Exercise objective
Answer these questions about the music theory text below:
(a) What does the text call the key to opening a whole new world of exciting insights into the songs we play?
(b) How many types of minor scales does it list?
(c) Which topic does it say helps ear training greatly?

Provided text

[Start of section]

It’s a sad fact that most people, including piano players, regard music theory and harmony as some abstract concept that has very little to do with the songs they play on their pianos. Nothing could be further from the truth. Knowing music theory and harmony is the key to opening a whole new world of exciting insights into the songs we play, and enable us to do things on the piano we never dreamed we could do, to say nothing of enjoying the process a hundred times more.
What is music theory, and how can I benefit?
Here are just a few of the wonderful skills and insights a person benefits from by learning music theory:
How notation works — a huge advantage in sight-reading.
The hierarchy of rhythm — solving rhythm problems before they begin.
All kinds of scales — the “ladders of notes” every song is composed of. Major scales, 3 types of minor scales, chromatic scales, whole tone scales, modal scales.
How transposition and modulation works — playing songs in different keys, and getting from one key to another smoothly.
Complex time signatures, and what they tell you.
Perfect, major & minor intervals — helps ear training greatly.
Two-part and four-part harmony.
Figured bass such as IV, V7, ii6, I6/4, etc. and how it relates to chord symbols such as Fm7, F6, Dmaj7, etc.
Harmonizing melodies with all these chords.
Open & close voicing, inversions, secondary chords, form, cadences, non-harmonic tones, arranging for voices, arranging for brass, arranging for strings, transposing instruments, key relationships and many other exciting insights into the inner workings of music!

[End of section]

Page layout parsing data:
[Start of section]

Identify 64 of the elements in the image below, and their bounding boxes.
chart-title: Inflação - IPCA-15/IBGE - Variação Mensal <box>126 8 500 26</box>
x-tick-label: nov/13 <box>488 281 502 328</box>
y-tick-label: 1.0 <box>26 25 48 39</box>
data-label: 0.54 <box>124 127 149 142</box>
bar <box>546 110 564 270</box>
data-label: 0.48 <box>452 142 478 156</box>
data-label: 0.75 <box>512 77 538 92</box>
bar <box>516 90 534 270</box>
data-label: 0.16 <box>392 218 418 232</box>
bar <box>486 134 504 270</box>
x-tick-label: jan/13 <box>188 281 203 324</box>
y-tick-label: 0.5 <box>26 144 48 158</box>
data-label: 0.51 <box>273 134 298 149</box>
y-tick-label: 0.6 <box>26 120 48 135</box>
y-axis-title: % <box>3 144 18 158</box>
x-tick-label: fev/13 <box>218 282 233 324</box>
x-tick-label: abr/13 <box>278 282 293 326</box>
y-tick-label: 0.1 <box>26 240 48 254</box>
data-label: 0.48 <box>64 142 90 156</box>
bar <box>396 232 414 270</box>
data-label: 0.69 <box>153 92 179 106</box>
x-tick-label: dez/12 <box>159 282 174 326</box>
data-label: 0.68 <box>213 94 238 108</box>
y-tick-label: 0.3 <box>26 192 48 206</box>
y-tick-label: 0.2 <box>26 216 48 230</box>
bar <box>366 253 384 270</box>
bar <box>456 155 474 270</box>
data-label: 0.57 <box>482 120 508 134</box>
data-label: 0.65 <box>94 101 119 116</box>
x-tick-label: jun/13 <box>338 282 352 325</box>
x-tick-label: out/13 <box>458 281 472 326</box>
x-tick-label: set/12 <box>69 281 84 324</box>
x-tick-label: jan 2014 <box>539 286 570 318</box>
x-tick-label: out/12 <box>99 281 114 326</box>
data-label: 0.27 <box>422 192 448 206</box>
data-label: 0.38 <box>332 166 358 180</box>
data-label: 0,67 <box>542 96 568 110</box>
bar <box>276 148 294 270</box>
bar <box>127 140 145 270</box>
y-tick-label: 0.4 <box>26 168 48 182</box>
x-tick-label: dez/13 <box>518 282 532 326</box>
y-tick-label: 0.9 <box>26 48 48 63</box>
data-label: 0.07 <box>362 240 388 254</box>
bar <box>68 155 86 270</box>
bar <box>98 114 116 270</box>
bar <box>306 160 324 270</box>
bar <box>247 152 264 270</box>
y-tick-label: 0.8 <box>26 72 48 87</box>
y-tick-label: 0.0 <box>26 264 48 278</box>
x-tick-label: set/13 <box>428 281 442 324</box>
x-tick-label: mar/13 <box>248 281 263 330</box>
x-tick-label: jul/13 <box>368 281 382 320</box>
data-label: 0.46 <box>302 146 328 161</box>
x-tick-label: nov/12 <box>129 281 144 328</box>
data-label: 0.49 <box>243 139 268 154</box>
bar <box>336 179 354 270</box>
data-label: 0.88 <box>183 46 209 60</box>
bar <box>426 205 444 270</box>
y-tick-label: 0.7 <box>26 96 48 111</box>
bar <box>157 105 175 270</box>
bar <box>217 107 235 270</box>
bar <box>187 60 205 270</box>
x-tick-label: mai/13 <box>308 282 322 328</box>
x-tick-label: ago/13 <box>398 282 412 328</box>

[End of section]

Exercise solution
(a) Knowing music theory and harmony.
(b) Three.
(c) Perfect, major and minor intervals.